Your instructions
Pull every line containing the word "юридическим" from the records.

Data lines
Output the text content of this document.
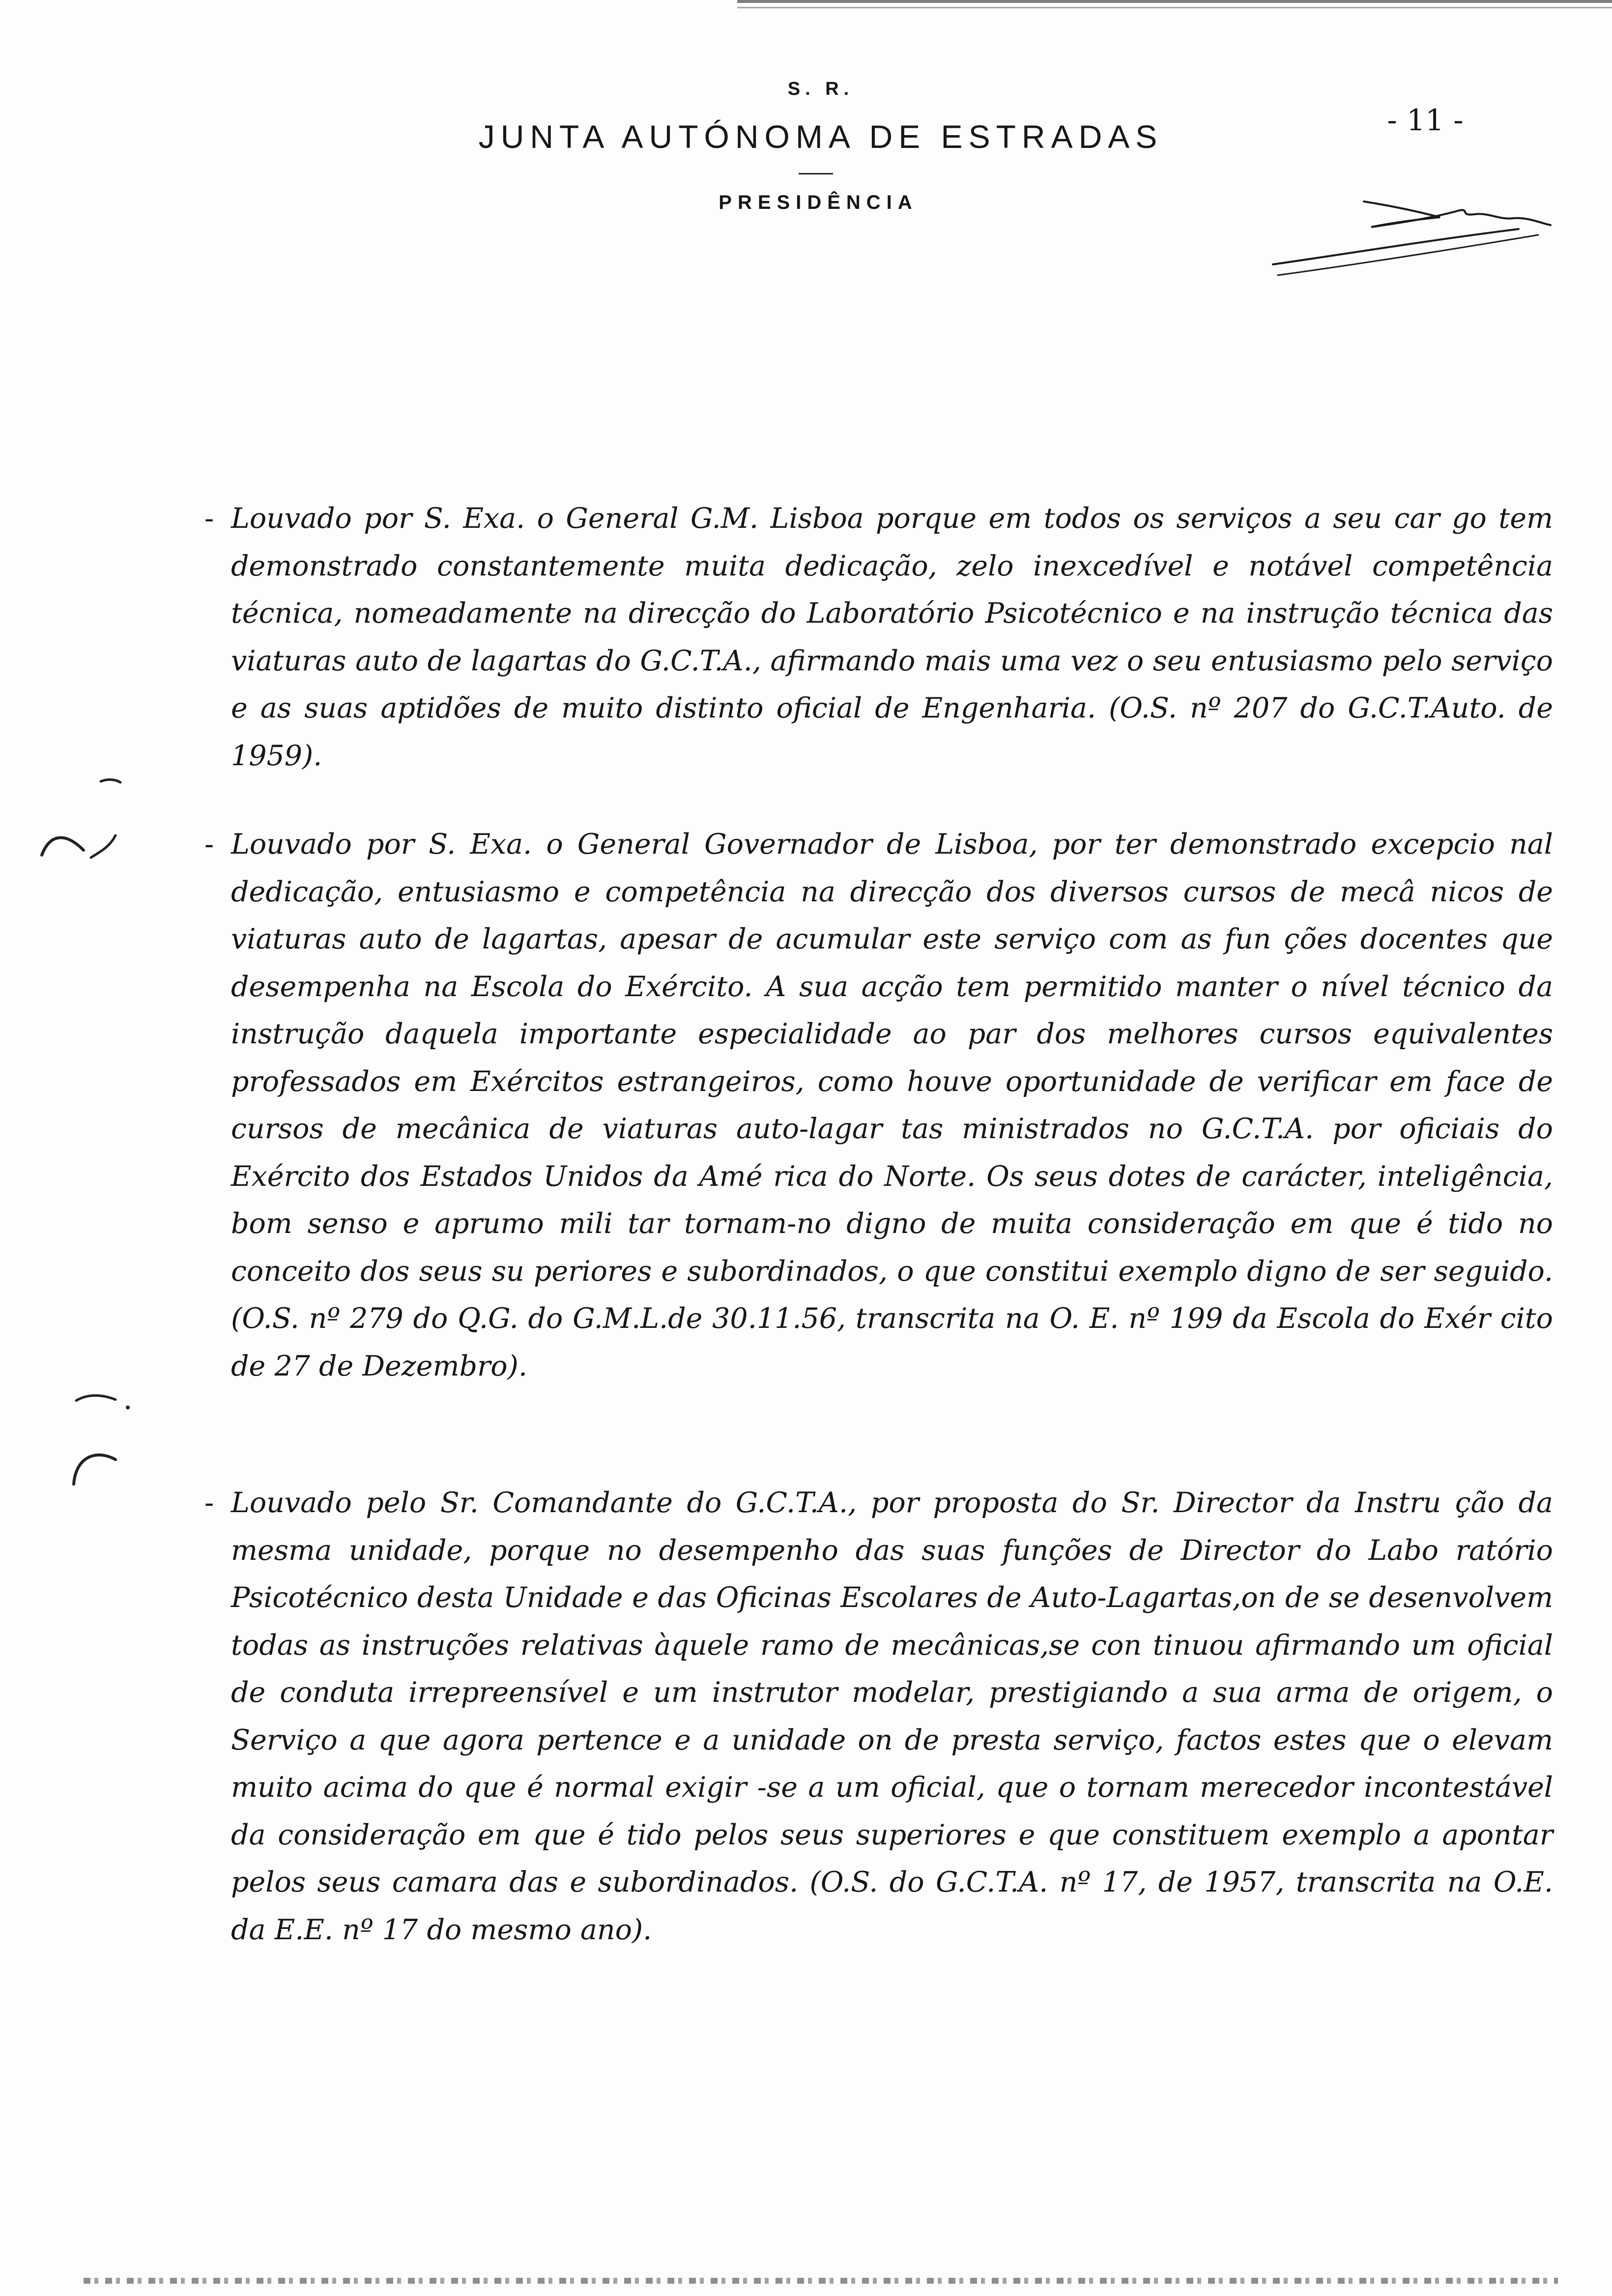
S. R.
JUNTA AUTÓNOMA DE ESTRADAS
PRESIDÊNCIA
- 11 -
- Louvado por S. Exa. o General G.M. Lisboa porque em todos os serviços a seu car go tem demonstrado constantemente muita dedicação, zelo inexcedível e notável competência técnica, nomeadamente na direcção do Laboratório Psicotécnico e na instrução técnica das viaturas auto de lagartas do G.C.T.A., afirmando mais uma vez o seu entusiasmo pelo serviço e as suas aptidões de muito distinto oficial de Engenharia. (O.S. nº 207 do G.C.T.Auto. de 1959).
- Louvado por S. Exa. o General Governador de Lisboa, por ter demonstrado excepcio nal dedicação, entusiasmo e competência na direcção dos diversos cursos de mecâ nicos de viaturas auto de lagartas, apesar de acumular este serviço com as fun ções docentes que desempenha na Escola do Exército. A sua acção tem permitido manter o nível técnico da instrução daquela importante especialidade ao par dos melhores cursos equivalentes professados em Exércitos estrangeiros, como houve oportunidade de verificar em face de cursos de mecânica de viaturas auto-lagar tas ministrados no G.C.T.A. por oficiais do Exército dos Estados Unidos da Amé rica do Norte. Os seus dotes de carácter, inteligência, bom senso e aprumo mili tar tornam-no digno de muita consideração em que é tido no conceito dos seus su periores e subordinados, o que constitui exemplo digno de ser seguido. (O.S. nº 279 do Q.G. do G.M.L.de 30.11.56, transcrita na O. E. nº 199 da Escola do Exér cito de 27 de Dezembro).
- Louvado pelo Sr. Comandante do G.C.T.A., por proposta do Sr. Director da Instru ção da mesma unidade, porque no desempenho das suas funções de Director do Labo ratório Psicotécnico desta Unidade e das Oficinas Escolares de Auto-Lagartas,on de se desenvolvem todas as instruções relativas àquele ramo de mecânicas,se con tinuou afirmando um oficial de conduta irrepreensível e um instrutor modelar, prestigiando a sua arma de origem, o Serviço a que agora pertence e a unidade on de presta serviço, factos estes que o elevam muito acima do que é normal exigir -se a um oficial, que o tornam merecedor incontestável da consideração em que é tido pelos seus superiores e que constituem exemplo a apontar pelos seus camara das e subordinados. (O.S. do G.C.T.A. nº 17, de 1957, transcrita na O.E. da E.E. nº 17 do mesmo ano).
---
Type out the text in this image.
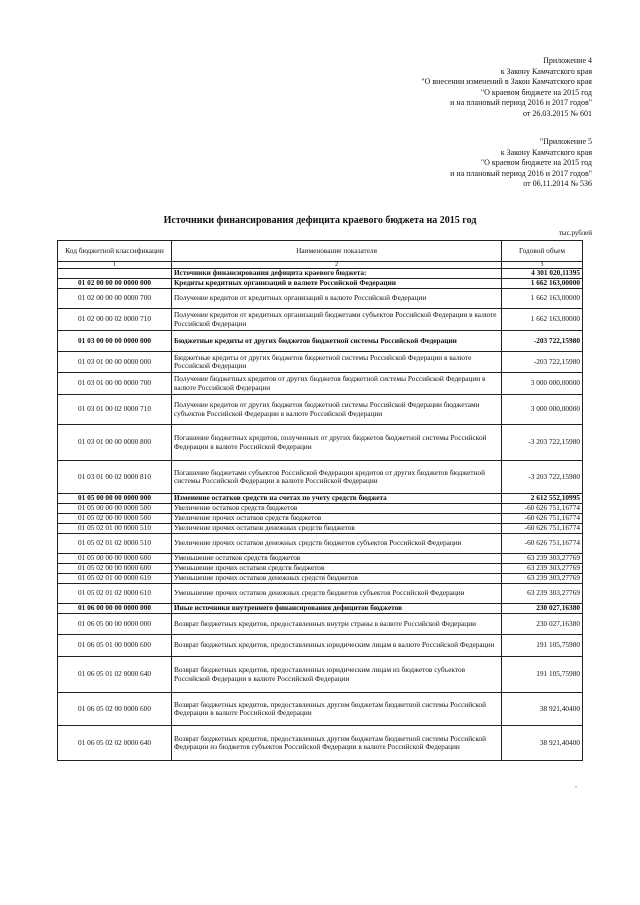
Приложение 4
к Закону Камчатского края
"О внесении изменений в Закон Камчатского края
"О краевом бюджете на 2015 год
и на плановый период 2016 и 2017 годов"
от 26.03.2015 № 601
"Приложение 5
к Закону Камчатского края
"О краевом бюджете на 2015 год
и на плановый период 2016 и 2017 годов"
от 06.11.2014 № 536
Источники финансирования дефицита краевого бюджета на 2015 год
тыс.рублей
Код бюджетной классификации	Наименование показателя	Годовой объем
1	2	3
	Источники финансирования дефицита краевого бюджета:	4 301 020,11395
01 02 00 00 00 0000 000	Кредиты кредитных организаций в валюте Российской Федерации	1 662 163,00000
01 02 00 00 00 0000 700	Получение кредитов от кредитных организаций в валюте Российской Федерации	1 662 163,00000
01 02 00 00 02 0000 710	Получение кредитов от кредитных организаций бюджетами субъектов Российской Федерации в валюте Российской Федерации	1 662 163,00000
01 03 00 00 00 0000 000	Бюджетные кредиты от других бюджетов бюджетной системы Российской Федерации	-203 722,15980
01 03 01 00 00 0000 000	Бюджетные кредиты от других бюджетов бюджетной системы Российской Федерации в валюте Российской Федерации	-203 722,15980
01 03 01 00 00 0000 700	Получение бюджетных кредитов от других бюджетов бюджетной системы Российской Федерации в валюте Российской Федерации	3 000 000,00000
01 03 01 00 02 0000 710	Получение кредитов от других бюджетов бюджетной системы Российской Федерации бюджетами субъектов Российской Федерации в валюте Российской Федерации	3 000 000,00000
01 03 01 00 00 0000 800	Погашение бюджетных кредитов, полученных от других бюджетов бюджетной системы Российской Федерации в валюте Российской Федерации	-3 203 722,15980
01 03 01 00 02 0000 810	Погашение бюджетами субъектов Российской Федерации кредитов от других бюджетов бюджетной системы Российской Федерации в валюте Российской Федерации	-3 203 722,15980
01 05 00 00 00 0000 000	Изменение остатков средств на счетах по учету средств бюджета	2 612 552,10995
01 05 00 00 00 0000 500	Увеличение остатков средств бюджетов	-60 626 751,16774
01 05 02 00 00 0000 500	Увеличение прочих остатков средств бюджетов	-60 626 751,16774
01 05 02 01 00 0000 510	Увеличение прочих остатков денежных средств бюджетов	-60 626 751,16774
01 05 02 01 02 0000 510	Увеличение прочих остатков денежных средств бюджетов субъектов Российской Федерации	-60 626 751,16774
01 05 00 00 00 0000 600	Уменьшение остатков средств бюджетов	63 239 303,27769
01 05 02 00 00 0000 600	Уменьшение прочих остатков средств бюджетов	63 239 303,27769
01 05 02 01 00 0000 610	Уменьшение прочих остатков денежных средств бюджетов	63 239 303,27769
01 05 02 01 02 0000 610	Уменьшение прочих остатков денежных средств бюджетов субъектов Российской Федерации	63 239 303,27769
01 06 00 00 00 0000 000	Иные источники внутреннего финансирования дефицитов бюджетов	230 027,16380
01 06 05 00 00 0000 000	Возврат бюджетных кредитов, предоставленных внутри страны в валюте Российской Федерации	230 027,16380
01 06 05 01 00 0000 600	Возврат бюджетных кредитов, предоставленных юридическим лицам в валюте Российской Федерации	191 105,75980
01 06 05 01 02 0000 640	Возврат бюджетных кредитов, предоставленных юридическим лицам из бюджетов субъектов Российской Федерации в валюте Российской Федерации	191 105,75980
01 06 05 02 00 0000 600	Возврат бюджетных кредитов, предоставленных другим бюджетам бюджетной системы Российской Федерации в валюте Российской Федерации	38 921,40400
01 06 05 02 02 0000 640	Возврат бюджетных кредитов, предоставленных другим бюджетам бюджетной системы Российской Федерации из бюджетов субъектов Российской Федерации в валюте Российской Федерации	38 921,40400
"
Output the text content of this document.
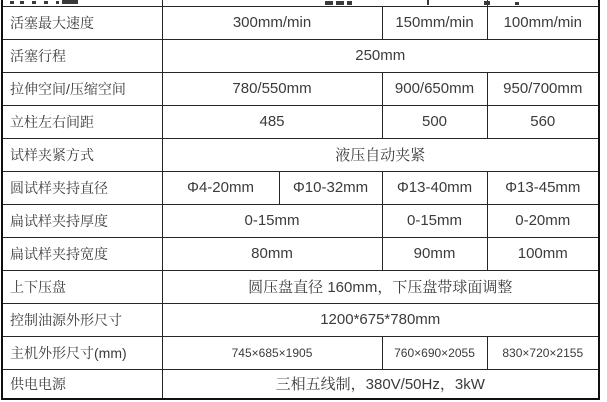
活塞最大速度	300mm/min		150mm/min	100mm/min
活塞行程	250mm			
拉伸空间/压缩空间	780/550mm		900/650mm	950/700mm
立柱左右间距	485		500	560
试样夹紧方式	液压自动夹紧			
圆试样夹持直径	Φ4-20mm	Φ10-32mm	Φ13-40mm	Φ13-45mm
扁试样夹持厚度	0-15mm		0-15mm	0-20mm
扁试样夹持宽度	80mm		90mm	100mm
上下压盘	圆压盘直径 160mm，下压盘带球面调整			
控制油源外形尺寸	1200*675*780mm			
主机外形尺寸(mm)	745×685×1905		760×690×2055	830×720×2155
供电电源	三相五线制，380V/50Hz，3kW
...
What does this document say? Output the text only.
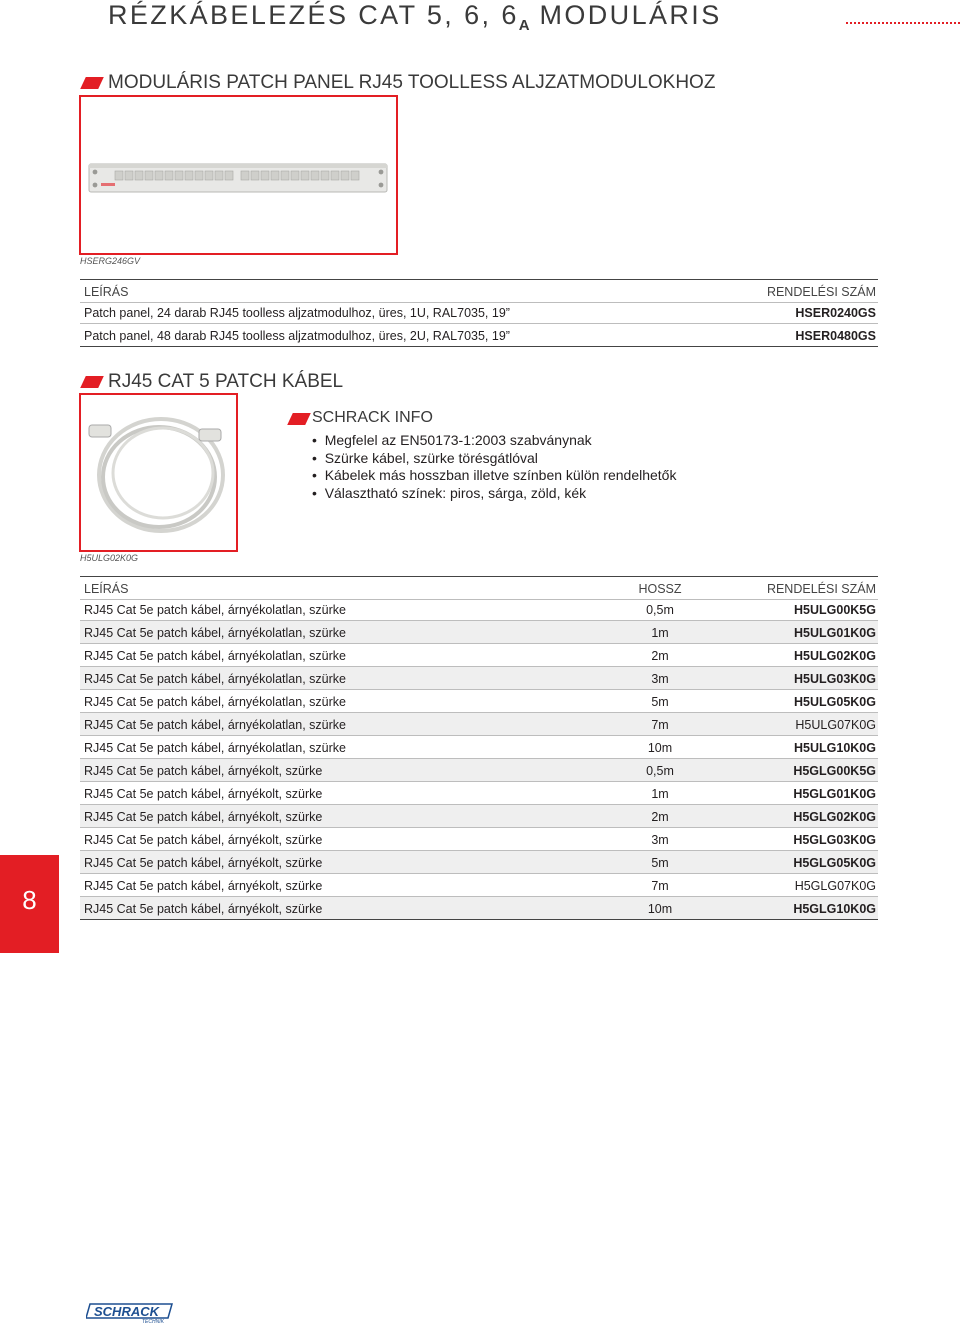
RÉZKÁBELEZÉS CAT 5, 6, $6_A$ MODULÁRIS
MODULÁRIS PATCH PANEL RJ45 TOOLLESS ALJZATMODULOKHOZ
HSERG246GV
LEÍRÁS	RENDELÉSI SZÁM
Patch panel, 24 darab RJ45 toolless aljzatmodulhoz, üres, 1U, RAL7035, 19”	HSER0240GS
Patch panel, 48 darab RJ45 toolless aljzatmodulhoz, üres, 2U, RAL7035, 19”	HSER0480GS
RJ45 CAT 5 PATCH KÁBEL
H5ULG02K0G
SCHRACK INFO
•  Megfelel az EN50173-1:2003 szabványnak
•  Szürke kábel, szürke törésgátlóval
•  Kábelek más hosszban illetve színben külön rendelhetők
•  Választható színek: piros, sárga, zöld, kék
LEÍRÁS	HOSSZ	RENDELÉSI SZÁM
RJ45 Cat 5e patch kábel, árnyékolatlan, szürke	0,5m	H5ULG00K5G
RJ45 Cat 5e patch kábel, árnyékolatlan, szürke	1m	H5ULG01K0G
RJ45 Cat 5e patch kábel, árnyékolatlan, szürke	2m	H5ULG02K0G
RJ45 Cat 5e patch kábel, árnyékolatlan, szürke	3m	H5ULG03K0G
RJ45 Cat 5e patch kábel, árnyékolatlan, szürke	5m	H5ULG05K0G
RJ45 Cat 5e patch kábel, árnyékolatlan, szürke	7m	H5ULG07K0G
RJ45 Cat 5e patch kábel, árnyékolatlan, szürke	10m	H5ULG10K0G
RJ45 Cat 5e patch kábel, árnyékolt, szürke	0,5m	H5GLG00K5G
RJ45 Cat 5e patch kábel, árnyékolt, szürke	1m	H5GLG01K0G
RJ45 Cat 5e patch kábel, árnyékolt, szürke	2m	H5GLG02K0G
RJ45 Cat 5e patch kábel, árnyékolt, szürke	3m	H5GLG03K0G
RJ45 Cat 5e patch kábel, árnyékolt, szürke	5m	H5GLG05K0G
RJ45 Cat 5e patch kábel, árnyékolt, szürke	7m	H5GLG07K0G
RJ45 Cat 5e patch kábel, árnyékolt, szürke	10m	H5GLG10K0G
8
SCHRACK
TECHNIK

Answer for this exercise
01 06 05 01 00 0000 600	Возврат бюджетных кредитов, предоставленных юридическим лицам в валюте Российской Федерации	191 105,75980
01 06 05 01 02 0000 640	Возврат бюджетных кредитов, предоставленных юридическим лицам из бюджетов субъектов Российской Федерации в валюте Российской Федерации	191 105,75980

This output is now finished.